* Aim of the exercise *
Determine the number of lines that have the string "berri" in them, and give only that number.

* Records *
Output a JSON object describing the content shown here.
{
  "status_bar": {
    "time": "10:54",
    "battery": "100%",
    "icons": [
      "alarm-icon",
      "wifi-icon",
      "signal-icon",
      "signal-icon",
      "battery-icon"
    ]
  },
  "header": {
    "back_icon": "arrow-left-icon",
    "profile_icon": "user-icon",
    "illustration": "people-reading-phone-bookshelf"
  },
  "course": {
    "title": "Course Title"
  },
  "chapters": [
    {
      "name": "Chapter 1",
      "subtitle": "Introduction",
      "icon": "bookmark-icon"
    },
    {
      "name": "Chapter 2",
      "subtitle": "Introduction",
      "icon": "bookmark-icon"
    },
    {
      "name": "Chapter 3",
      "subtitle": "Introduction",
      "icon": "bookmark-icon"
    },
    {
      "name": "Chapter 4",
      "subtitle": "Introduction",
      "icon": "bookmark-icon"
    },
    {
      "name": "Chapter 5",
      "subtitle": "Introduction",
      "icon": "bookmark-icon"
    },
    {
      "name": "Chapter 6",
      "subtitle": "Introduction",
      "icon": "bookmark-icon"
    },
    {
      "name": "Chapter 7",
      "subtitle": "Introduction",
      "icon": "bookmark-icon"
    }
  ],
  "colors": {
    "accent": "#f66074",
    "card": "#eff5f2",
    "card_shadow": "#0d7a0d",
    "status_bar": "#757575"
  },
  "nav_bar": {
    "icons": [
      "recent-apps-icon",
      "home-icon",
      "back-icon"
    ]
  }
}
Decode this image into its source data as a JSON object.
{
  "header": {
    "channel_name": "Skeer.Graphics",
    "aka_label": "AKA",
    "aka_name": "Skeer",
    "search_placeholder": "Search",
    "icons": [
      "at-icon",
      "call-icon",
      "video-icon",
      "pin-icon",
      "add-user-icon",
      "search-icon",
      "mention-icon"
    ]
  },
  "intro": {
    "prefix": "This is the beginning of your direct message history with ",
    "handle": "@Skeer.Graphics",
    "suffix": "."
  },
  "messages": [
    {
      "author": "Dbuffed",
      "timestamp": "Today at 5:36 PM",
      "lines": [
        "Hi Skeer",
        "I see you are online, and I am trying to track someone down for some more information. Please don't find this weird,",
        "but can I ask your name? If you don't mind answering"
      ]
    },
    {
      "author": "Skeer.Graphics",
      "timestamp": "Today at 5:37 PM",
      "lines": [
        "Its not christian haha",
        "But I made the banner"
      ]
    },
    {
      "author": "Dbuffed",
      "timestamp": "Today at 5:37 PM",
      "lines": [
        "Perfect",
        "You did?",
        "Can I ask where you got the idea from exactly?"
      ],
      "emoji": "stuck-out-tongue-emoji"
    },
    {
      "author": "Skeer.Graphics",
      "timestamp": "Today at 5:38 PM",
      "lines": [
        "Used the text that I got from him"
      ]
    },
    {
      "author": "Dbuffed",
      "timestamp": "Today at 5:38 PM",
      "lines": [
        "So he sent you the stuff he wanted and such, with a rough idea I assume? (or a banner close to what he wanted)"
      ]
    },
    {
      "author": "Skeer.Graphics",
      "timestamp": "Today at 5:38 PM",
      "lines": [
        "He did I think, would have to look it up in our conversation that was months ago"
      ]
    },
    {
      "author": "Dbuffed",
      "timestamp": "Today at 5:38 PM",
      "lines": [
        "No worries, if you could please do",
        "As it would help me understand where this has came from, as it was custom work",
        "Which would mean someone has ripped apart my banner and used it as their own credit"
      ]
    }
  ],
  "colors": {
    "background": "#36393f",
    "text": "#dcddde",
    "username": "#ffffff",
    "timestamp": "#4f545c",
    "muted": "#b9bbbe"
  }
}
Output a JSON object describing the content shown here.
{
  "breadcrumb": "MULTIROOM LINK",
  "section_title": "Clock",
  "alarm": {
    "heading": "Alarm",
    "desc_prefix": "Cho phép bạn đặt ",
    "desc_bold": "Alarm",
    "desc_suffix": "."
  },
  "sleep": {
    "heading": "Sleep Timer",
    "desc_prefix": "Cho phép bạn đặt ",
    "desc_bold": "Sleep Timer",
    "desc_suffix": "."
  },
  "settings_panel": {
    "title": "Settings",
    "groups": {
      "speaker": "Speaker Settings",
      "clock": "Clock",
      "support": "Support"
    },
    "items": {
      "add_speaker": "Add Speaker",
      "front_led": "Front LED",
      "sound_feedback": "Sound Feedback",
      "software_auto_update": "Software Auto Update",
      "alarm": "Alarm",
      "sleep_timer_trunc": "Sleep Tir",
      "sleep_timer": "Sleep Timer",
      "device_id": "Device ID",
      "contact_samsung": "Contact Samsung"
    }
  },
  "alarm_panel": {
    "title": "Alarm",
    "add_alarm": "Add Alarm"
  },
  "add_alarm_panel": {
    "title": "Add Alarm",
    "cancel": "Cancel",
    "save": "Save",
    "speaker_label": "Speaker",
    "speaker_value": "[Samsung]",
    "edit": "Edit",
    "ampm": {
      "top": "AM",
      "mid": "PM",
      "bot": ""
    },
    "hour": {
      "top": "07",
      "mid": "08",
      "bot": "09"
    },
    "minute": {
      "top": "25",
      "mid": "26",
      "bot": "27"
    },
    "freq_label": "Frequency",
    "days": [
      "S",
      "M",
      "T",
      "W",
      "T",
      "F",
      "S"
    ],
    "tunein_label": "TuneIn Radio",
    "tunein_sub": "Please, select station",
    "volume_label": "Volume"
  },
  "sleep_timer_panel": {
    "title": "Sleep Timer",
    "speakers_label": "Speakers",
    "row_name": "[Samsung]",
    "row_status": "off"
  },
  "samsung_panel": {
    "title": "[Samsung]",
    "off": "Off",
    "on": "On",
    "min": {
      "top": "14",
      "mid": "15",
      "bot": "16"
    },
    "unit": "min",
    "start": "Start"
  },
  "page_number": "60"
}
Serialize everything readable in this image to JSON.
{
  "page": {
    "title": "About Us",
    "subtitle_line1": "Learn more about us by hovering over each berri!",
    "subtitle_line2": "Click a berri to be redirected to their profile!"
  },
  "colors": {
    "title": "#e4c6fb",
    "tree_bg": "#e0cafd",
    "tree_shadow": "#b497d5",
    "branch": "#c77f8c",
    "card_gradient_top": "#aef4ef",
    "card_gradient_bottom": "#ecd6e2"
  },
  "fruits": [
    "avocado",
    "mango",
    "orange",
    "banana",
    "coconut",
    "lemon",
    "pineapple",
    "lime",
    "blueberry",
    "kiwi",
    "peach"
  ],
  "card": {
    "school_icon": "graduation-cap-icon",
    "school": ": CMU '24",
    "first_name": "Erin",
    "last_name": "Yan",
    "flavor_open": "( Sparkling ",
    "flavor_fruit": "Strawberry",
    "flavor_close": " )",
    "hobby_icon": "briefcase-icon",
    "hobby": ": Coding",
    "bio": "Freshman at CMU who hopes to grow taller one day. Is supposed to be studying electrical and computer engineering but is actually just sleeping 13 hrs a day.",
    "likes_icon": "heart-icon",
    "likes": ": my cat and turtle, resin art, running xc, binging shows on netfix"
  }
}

* Written solution *
2